REQUIRED WORK »
Copy out each line of the data holding "image".

**** EXERCISE INPUT

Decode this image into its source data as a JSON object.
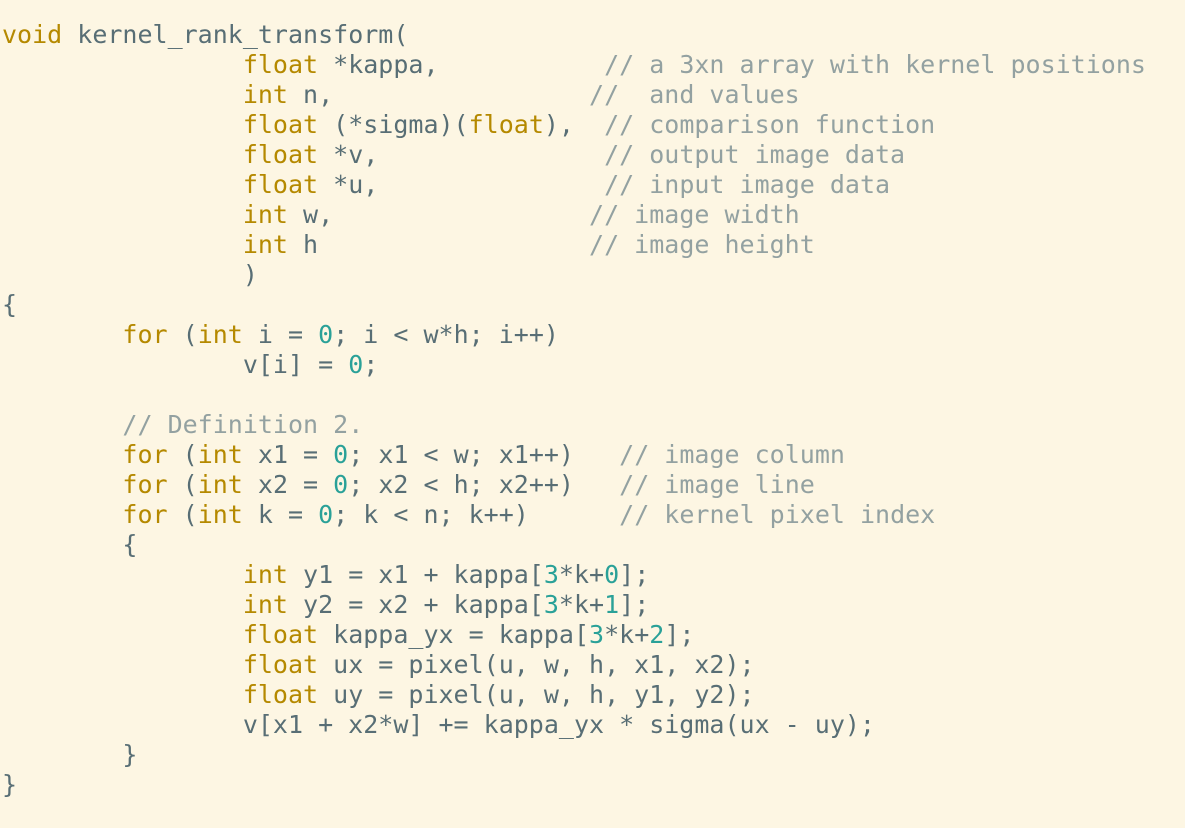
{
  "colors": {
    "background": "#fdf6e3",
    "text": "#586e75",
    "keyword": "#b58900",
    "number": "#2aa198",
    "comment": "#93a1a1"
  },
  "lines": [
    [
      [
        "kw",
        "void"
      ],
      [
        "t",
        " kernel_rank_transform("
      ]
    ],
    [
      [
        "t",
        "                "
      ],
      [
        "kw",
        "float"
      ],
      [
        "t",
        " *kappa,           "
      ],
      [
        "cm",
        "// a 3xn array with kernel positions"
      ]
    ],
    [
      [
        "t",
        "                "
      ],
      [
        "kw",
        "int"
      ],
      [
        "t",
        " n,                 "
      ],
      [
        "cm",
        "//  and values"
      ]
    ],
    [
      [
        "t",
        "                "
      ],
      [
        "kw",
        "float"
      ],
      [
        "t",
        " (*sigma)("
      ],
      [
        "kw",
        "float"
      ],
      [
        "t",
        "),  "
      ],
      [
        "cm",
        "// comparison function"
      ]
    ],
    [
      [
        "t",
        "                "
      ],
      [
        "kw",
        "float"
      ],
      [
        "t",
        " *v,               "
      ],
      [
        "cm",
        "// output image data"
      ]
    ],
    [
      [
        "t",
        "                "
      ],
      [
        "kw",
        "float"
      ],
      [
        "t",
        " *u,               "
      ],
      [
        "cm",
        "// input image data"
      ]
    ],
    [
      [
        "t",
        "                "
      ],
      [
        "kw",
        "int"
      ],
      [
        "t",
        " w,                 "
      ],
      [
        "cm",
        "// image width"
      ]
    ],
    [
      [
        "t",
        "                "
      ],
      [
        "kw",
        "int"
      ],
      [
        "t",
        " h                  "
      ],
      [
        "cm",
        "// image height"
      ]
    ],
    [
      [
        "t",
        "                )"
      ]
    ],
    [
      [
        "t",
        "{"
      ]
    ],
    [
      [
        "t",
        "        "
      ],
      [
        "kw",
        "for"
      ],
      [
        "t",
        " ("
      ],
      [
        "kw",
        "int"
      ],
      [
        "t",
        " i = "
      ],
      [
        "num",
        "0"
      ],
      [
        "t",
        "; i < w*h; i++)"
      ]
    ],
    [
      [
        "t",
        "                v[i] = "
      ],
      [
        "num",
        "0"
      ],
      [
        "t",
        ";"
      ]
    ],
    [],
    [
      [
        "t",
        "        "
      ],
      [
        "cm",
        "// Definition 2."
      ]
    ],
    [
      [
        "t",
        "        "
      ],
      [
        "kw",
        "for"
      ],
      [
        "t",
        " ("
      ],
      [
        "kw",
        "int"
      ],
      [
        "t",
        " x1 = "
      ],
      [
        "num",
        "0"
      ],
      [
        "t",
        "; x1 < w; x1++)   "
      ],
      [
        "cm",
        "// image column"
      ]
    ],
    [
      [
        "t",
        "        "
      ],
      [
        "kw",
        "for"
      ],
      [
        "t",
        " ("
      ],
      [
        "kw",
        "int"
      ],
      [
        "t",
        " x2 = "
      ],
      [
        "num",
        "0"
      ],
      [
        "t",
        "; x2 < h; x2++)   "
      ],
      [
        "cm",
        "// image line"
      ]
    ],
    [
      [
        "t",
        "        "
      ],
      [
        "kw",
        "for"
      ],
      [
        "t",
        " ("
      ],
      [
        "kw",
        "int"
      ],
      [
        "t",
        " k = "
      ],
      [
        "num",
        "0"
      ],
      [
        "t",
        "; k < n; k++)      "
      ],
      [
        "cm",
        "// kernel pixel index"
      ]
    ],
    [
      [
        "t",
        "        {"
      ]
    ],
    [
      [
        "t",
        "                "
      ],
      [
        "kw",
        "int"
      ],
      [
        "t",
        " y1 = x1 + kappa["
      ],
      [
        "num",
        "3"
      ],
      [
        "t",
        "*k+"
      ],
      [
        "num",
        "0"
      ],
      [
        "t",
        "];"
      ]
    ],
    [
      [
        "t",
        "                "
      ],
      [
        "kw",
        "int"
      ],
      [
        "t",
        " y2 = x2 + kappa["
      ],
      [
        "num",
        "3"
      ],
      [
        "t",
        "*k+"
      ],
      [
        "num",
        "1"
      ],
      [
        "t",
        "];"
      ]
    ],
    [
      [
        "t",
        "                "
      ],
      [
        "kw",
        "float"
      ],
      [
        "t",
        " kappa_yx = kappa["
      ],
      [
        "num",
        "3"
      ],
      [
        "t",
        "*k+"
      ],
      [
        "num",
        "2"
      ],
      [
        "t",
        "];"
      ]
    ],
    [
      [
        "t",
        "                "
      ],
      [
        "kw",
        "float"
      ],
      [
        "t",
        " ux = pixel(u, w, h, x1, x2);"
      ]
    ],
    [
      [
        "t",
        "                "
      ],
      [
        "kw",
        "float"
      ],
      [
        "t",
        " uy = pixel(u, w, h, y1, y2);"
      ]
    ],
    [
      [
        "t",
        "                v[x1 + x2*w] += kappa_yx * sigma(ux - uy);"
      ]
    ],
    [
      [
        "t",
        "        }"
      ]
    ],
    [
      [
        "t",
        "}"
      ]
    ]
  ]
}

********

SOLUTION »
Decode this image into its source data as a JSON object.
        "// output image data"
        "// input image data"
        "// image width"
        "// image height"
        "// image column"
        "// image line"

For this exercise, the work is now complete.